▶ _INSTRUCTION_
Copy out all lines in the data below containing the string "content".
===== DATA ENTRIES =====
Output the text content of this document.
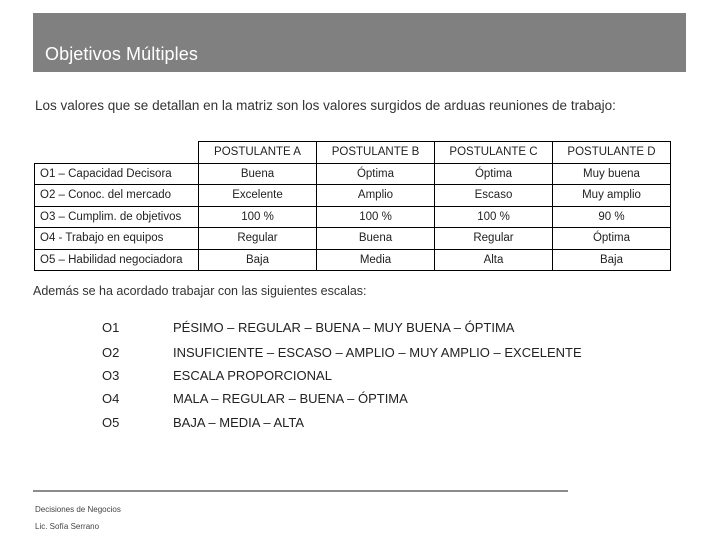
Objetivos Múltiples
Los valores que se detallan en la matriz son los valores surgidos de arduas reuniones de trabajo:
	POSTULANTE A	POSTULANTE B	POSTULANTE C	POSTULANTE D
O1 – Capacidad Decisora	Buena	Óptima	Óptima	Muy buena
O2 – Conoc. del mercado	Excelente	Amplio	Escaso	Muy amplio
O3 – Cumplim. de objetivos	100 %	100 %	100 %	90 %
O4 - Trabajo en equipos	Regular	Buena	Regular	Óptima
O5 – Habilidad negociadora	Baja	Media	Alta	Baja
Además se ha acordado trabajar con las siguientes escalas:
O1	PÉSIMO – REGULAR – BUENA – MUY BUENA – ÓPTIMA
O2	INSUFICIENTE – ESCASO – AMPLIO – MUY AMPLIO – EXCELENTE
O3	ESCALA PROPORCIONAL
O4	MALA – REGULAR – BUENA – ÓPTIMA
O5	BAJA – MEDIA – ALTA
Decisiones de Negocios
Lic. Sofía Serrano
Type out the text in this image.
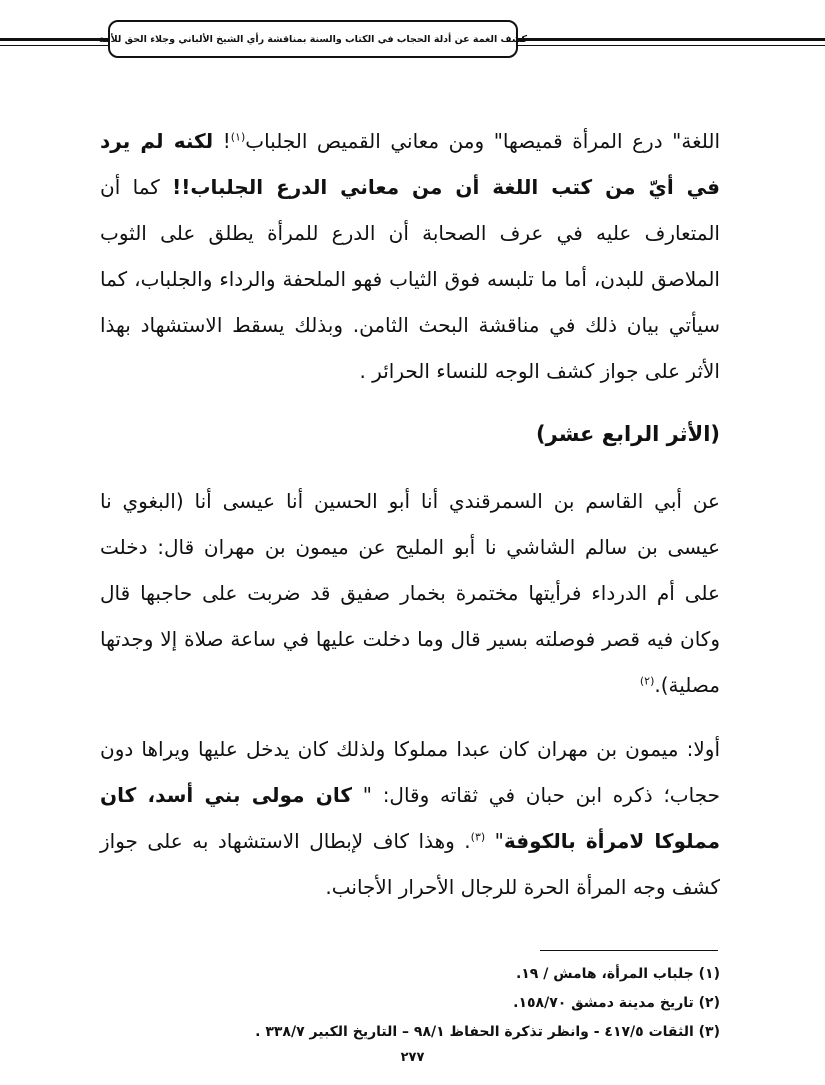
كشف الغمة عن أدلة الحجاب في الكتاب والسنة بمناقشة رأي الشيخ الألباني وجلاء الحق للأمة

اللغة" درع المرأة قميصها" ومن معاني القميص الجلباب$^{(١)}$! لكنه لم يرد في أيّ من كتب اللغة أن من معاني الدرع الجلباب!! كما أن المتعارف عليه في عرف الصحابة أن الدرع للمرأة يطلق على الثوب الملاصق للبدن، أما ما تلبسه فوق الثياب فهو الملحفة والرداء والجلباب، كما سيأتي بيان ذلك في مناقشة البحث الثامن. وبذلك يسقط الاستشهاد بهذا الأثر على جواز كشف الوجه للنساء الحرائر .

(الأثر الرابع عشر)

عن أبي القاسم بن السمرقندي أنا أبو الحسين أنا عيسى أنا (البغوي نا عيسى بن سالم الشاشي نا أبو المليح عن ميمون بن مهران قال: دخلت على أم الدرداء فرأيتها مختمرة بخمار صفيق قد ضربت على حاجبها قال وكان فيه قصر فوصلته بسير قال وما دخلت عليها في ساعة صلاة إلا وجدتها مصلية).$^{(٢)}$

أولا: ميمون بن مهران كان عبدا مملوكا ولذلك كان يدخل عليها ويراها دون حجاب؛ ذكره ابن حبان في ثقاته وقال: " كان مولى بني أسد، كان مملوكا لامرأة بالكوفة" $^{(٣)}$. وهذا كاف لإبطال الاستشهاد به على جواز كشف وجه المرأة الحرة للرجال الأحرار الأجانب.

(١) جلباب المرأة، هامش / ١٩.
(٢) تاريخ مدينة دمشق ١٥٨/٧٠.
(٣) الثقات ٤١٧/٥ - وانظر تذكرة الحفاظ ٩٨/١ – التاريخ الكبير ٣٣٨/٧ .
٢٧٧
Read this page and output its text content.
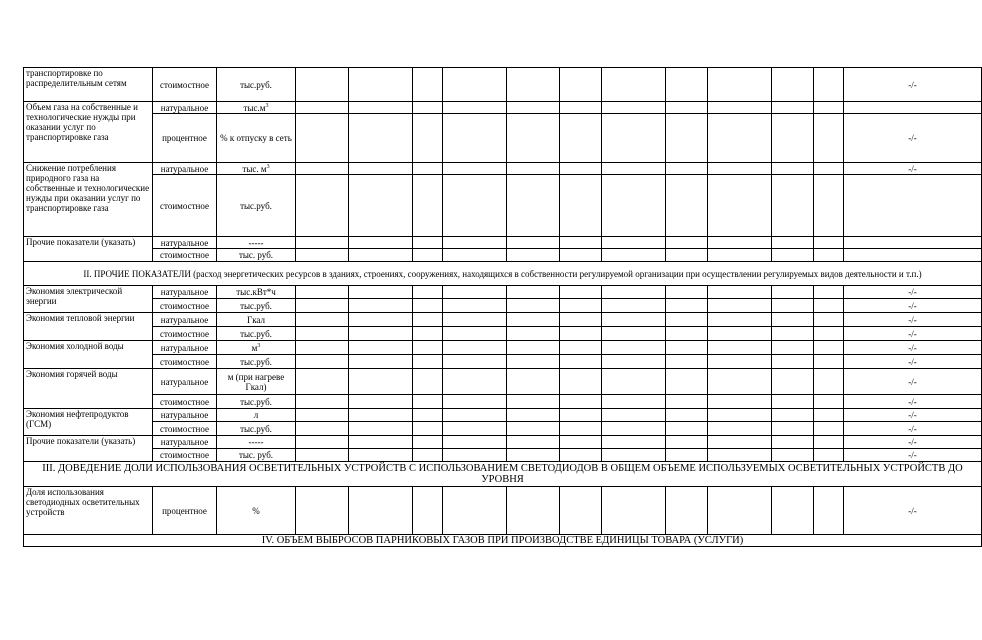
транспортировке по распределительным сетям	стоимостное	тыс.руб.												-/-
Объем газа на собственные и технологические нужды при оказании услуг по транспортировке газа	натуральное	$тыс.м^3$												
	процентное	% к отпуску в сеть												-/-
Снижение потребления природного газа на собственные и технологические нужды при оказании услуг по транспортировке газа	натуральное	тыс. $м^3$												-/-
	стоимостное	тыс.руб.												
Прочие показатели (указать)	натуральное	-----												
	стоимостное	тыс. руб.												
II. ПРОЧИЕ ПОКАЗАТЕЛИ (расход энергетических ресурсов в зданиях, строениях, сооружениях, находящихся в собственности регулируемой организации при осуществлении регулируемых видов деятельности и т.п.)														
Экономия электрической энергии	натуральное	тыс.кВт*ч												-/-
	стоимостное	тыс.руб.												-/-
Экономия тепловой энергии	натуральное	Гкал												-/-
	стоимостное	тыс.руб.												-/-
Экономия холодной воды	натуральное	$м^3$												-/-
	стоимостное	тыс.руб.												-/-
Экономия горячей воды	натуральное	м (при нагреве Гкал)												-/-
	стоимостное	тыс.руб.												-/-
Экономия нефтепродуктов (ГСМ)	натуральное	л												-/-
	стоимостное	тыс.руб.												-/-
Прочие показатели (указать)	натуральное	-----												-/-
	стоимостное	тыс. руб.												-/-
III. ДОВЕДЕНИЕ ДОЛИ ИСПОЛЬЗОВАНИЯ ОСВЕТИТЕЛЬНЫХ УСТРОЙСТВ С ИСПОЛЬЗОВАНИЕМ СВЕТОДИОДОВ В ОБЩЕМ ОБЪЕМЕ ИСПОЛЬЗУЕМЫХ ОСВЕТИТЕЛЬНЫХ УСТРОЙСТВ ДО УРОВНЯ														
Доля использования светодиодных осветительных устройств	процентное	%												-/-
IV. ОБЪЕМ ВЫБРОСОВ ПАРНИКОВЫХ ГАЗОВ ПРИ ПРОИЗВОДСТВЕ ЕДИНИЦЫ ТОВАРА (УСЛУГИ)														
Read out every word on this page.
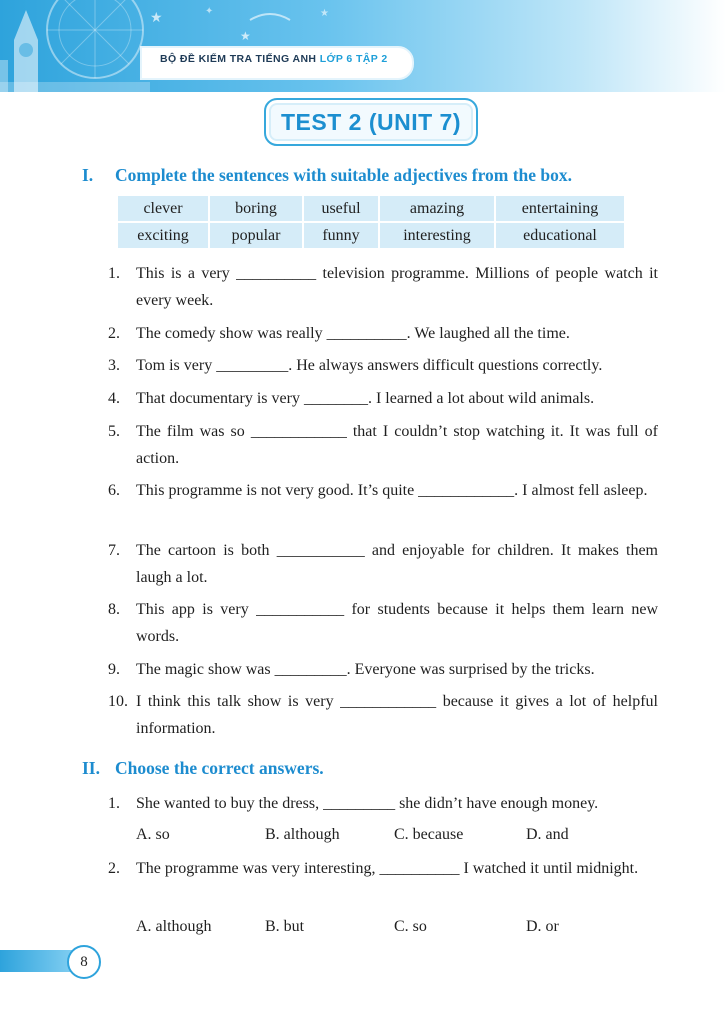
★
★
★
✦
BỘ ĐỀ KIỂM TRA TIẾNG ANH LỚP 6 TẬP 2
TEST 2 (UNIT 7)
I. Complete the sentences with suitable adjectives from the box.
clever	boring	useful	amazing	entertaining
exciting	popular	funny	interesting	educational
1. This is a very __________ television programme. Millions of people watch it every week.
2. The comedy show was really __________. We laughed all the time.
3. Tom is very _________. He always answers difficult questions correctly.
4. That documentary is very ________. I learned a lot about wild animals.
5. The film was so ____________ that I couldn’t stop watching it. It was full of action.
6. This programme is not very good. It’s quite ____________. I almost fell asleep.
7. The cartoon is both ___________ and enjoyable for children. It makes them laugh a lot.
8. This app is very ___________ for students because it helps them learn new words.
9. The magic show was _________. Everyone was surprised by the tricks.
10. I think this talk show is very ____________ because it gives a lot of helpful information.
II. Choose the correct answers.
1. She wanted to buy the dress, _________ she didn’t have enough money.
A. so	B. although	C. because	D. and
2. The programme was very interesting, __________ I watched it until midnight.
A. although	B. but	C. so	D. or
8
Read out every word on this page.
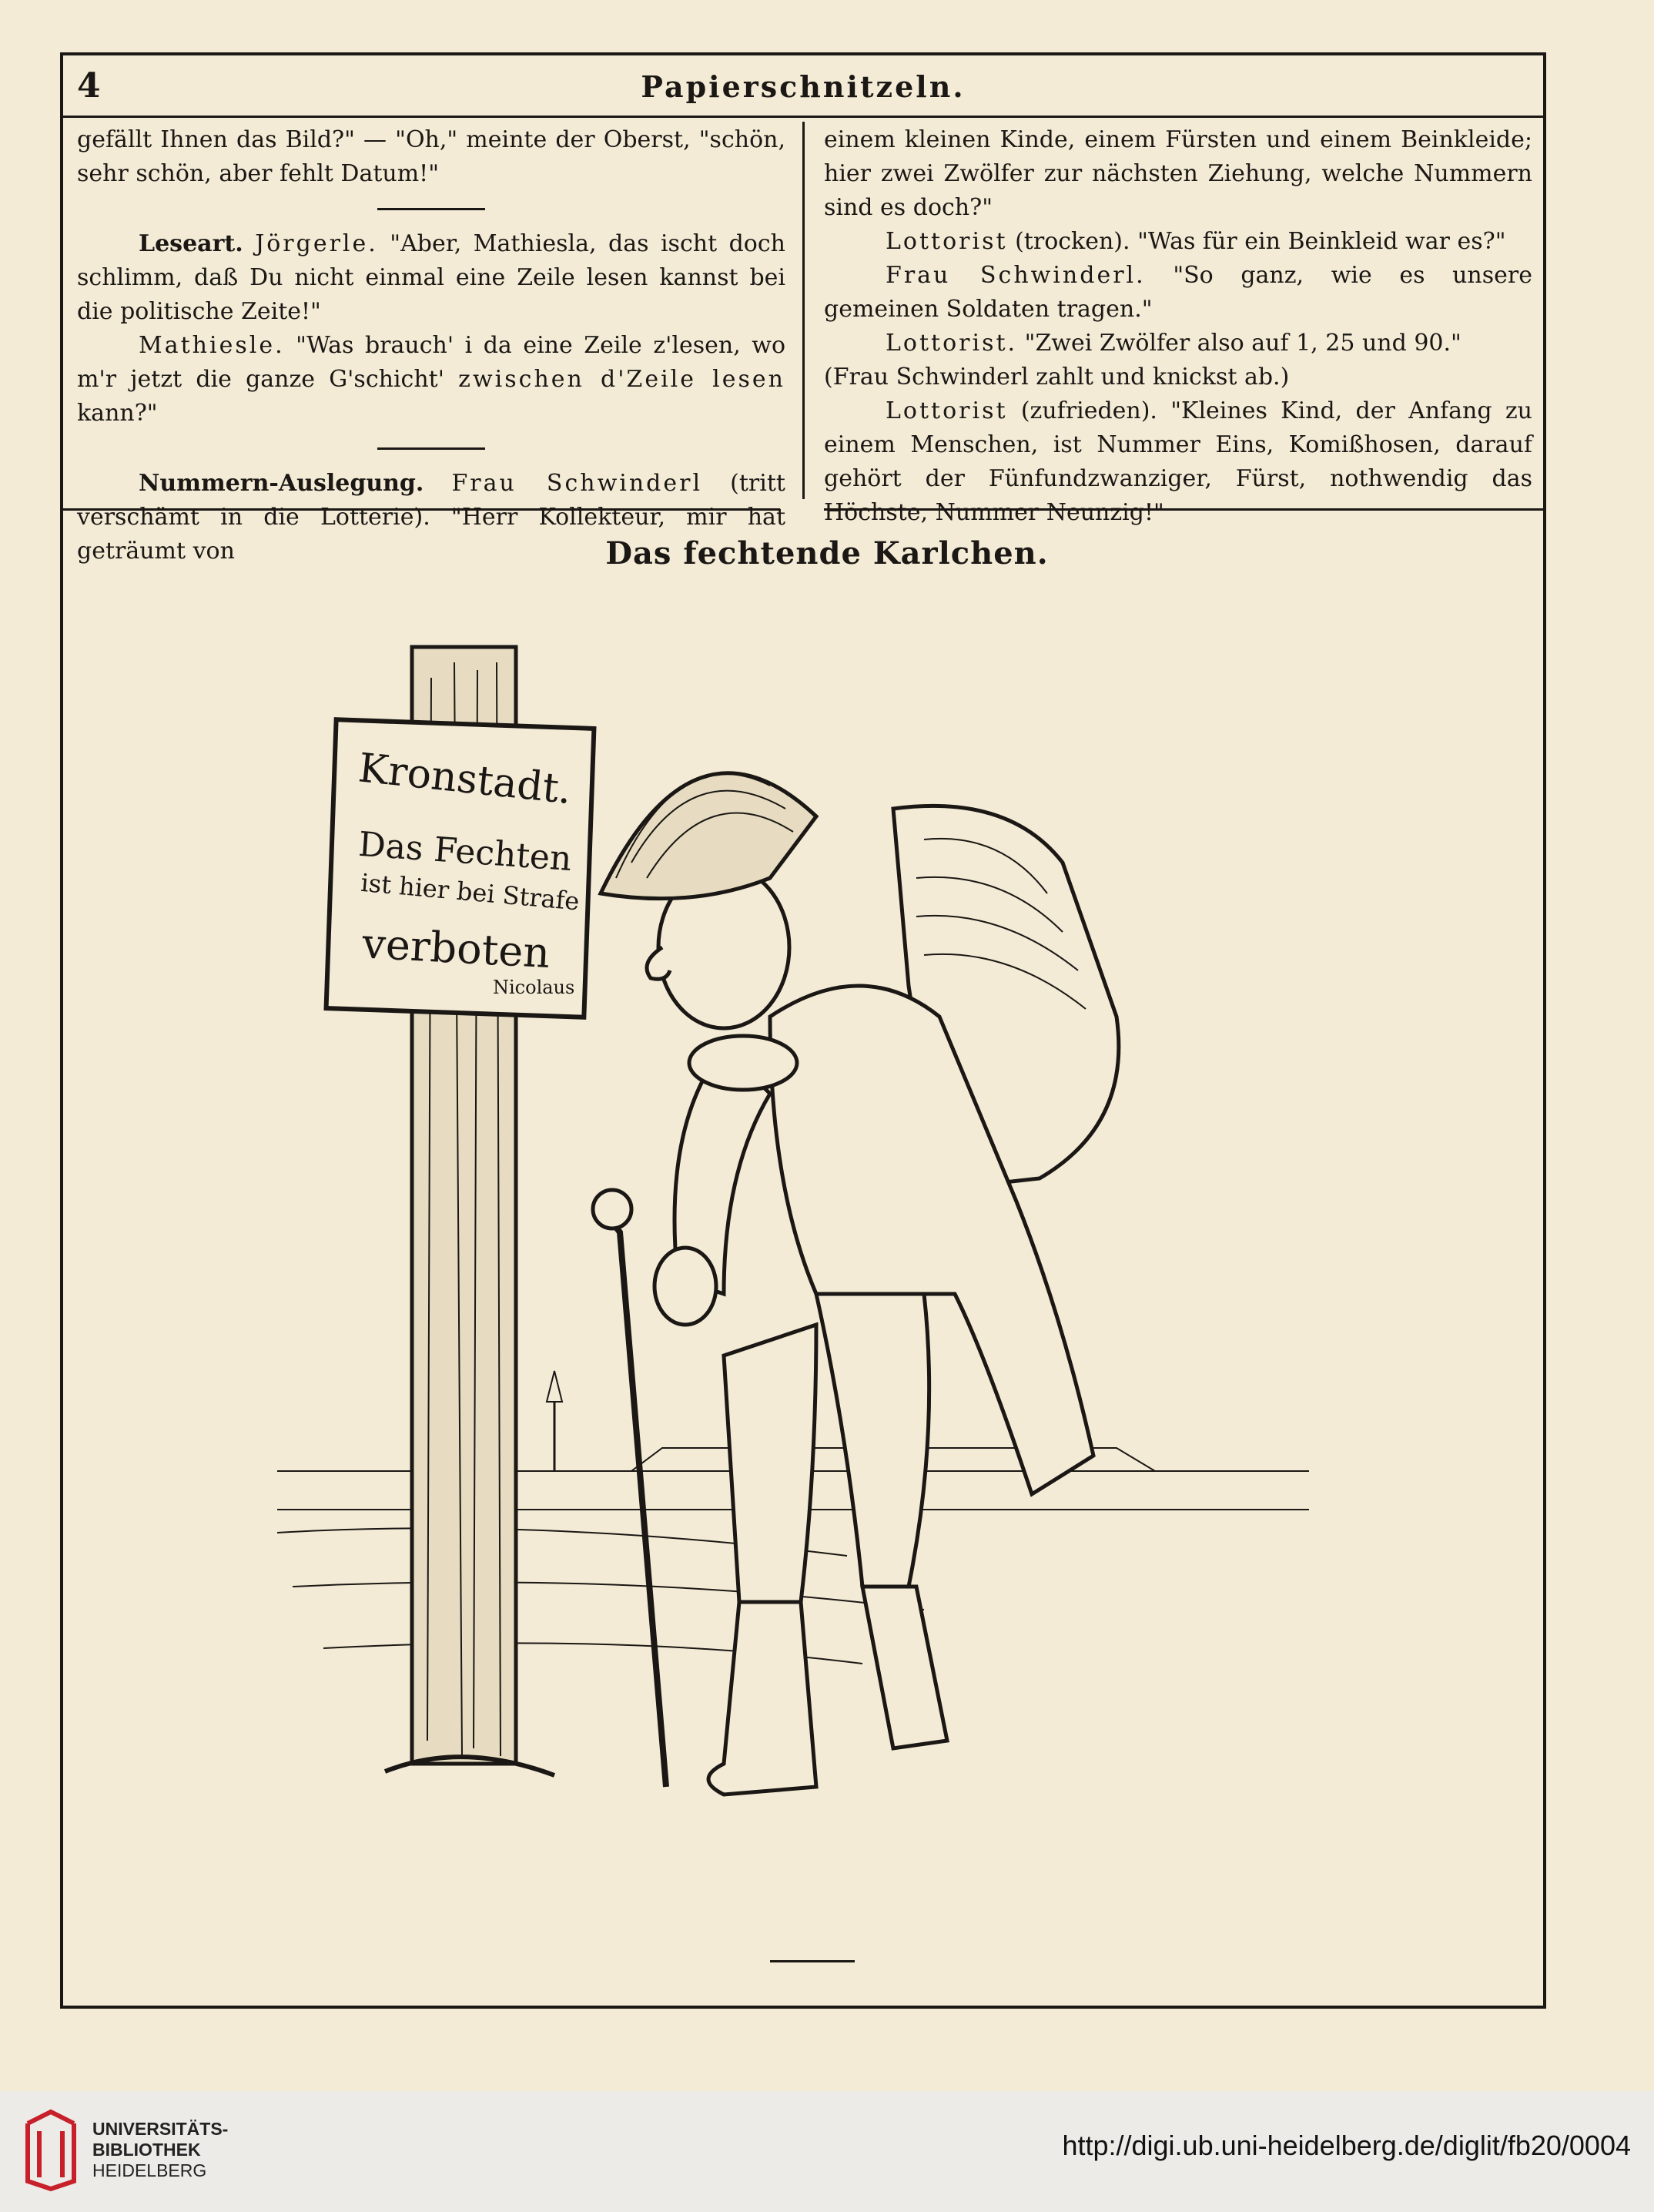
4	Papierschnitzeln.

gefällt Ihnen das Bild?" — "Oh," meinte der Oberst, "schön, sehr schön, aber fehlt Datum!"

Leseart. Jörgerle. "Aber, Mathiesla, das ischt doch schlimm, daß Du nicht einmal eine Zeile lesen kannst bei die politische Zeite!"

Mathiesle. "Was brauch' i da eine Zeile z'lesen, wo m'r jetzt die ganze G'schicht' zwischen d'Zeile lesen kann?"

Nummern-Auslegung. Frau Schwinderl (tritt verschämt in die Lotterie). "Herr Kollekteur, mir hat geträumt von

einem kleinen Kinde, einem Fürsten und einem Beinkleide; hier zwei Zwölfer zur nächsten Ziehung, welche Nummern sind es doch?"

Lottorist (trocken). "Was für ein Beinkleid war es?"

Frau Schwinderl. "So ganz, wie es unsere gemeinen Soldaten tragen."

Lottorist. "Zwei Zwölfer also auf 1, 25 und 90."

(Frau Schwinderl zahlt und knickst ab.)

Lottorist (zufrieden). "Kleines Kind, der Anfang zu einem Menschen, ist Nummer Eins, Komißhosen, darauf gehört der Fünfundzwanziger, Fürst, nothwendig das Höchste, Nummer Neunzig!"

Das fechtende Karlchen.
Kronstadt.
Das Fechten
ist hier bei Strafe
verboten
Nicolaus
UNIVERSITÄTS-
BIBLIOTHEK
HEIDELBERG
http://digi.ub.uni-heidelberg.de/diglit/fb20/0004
=====
▶ _CORRECT ANSWER_
Output the text content of this document.
Read this page and output its text content.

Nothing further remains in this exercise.